◆ WORK TO DO:
Write out the records below once more, exactly as they stand.

◆ MATERIAL FOR THIS EXERCISE:
━━━━

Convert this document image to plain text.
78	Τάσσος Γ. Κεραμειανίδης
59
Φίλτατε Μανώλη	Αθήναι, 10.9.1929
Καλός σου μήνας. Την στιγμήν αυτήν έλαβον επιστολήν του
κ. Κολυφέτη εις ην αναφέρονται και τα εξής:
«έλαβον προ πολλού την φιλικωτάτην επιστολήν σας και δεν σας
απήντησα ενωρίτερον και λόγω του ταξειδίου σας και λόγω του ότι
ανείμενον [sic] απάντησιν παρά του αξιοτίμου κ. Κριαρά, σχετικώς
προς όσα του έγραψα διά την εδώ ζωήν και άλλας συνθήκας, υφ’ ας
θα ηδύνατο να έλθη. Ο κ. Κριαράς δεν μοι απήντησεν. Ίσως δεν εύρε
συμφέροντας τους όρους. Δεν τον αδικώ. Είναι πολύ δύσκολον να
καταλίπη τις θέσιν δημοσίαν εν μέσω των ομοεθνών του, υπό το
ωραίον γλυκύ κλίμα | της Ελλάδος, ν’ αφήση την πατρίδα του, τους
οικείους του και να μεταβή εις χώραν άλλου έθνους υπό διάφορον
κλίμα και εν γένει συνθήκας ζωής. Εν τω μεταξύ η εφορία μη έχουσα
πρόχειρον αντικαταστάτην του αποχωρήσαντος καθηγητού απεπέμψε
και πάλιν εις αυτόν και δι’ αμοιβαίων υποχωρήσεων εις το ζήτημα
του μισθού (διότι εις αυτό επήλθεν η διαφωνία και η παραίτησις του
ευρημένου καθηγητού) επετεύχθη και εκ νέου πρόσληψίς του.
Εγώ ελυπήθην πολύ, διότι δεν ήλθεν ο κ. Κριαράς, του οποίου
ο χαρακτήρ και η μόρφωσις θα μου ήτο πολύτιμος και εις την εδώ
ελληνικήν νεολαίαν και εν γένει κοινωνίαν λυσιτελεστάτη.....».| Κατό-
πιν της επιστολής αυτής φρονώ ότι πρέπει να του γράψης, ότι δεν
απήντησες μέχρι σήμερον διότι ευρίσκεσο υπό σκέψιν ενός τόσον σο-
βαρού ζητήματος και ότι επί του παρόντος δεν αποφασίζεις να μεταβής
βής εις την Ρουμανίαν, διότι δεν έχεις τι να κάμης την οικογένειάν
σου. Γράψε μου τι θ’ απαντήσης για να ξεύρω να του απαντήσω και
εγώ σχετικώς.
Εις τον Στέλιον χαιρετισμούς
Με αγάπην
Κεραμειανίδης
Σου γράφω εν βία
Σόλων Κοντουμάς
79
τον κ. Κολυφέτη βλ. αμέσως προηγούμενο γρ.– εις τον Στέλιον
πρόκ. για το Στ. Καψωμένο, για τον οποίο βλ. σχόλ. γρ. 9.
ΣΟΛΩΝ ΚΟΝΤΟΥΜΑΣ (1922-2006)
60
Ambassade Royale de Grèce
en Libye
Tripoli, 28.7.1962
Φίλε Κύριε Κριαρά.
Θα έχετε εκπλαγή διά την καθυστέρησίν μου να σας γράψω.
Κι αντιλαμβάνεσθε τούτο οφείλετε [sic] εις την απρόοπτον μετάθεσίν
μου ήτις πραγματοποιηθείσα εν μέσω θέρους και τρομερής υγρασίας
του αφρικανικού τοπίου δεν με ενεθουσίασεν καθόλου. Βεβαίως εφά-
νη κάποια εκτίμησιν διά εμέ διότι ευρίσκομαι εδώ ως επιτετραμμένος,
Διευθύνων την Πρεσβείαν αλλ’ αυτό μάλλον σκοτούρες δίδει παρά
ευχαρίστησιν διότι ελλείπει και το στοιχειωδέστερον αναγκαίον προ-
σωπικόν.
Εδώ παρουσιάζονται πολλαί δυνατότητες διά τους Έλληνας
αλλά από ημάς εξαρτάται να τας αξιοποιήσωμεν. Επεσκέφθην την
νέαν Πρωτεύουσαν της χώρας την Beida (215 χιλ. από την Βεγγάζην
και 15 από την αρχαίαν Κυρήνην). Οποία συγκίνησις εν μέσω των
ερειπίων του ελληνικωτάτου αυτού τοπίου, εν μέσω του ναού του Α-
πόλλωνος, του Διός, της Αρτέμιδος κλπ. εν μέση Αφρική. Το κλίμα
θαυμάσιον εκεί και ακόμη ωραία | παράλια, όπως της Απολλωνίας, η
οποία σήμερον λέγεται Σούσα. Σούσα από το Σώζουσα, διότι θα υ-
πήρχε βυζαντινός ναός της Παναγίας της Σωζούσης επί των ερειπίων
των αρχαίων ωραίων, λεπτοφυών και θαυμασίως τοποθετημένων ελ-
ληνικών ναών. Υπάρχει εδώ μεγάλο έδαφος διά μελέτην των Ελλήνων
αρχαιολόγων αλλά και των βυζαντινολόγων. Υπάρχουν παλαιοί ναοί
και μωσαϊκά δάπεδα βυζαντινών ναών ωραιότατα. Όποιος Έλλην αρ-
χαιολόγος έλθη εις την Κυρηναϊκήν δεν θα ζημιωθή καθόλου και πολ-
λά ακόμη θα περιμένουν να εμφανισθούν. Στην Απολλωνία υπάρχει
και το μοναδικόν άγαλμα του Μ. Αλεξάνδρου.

━━━━

◆ TASK RESULT:
Convert this document image to plain text.
78	Τάσσος Γ. Κεραμειανίδης
59
Φίλτατε Μανώλη	Αθήναι, 10.9.1929
Καλός σου μήνας. Την στιγμήν αυτήν έλαβον επιστολήν του
κ. Κολυφέτη εις ην αναφέρονται και τα εξής:
«έλαβον προ πολλού την φιλικωτάτην επιστολήν σας και δεν σας
απήντησα ενωρίτερον και λόγω του ταξειδίου σας και λόγω του ότι
ανείμενον [sic] απάντησιν παρά του αξιοτίμου κ. Κριαρά, σχετικώς
προς όσα του έγραψα διά την εδώ ζωήν και άλλας συνθήκας, υφ’ ας
θα ηδύνατο να έλθη. Ο κ. Κριαράς δεν μοι απήντησεν. Ίσως δεν εύρε
συμφέροντας τους όρους. Δεν τον αδικώ. Είναι πολύ δύσκολον να
καταλίπη τις θέσιν δημοσίαν εν μέσω των ομοεθνών του, υπό το
ωραίον γλυκύ κλίμα | της Ελλάδος, ν’ αφήση την πατρίδα του, τους
οικείους του και να μεταβή εις χώραν άλλου έθνους υπό διάφορον
κλίμα και εν γένει συνθήκας ζωής. Εν τω μεταξύ η εφορία μη έχουσα
πρόχειρον αντικαταστάτην του αποχωρήσαντος καθηγητού απεπέμψε
και πάλιν εις αυτόν και δι’ αμοιβαίων υποχωρήσεων εις το ζήτημα
του μισθού (διότι εις αυτό επήλθεν η διαφωνία και η παραίτησις του
ευρημένου καθηγητού) επετεύχθη και εκ νέου πρόσληψίς του.
Εγώ ελυπήθην πολύ, διότι δεν ήλθεν ο κ. Κριαράς, του οποίου
ο χαρακτήρ και η μόρφωσις θα μου ήτο πολύτιμος και εις την εδώ
ελληνικήν νεολαίαν και εν γένει κοινωνίαν λυσιτελεστάτη.....».| Κατό-
πιν της επιστολής αυτής φρονώ ότι πρέπει να του γράψης, ότι δεν
απήντησες μέχρι σήμερον διότι ευρίσκεσο υπό σκέψιν ενός τόσον σο-
βαρού ζητήματος και ότι επί του παρόντος δεν αποφασίζεις να μεταβής
βής εις την Ρουμανίαν, διότι δεν έχεις τι να κάμης την οικογένειάν
σου. Γράψε μου τι θ’ απαντήσης για να ξεύρω να του απαντήσω και
εγώ σχετικώς.
Εις τον Στέλιον χαιρετισμούς
Με αγάπην
Κεραμειανίδης
Σου γράφω εν βία
Σόλων Κοντουμάς
79
τον κ. Κολυφέτη βλ. αμέσως προηγούμενο γρ.– εις τον Στέλιον
πρόκ. για το Στ. Καψωμένο, για τον οποίο βλ. σχόλ. γρ. 9.
ΣΟΛΩΝ ΚΟΝΤΟΥΜΑΣ (1922-2006)
60
Ambassade Royale de Grèce
en Libye
Tripoli, 28.7.1962
Φίλε Κύριε Κριαρά.
Θα έχετε εκπλαγή διά την καθυστέρησίν μου να σας γράψω.
Κι αντιλαμβάνεσθε τούτο οφείλετε [sic] εις την απρόοπτον μετάθεσίν
μου ήτις πραγματοποιηθείσα εν μέσω θέρους και τρομερής υγρασίας
του αφρικανικού τοπίου δεν με ενεθουσίασεν καθόλου. Βεβαίως εφά-
νη κάποια εκτίμησιν διά εμέ διότι ευρίσκομαι εδώ ως επιτετραμμένος,
Διευθύνων την Πρεσβείαν αλλ’ αυτό μάλλον σκοτούρες δίδει παρά
ευχαρίστησιν διότι ελλείπει και το στοιχειωδέστερον αναγκαίον προ-
σωπικόν.
Εδώ παρουσιάζονται πολλαί δυνατότητες διά τους Έλληνας
αλλά από ημάς εξαρτάται να τας αξιοποιήσωμεν. Επεσκέφθην την
νέαν Πρωτεύουσαν της χώρας την Beida (215 χιλ. από την Βεγγάζην
και 15 από την αρχαίαν Κυρήνην). Οποία συγκίνησις εν μέσω των
ερειπίων του ελληνικωτάτου αυτού τοπίου, εν μέσω του ναού του Α-
πόλλωνος, του Διός, της Αρτέμιδος κλπ. εν μέση Αφρική. Το κλίμα
θαυμάσιον εκεί και ακόμη ωραία | παράλια, όπως της Απολλωνίας, η
οποία σήμερον λέγεται Σούσα. Σούσα από το Σώζουσα, διότι θα υ-
πήρχε βυζαντινός ναός της Παναγίας της Σωζούσης επί των ερειπίων
των αρχαίων ωραίων, λεπτοφυών και θαυμασίως τοποθετημένων ελ-
ληνικών ναών. Υπάρχει εδώ μεγάλο έδαφος διά μελέτην των Ελλήνων
αρχαιολόγων αλλά και των βυζαντινολόγων. Υπάρχουν παλαιοί ναοί
και μωσαϊκά δάπεδα βυζαντινών ναών ωραιότατα. Όποιος Έλλην αρ-
χαιολόγος έλθη εις την Κυρηναϊκήν δεν θα ζημιωθή καθόλου και πολ-
λά ακόμη θα περιμένουν να εμφανισθούν. Στην Απολλωνία υπάρχει
και το μοναδικόν άγαλμα του Μ. Αλεξάνδρου.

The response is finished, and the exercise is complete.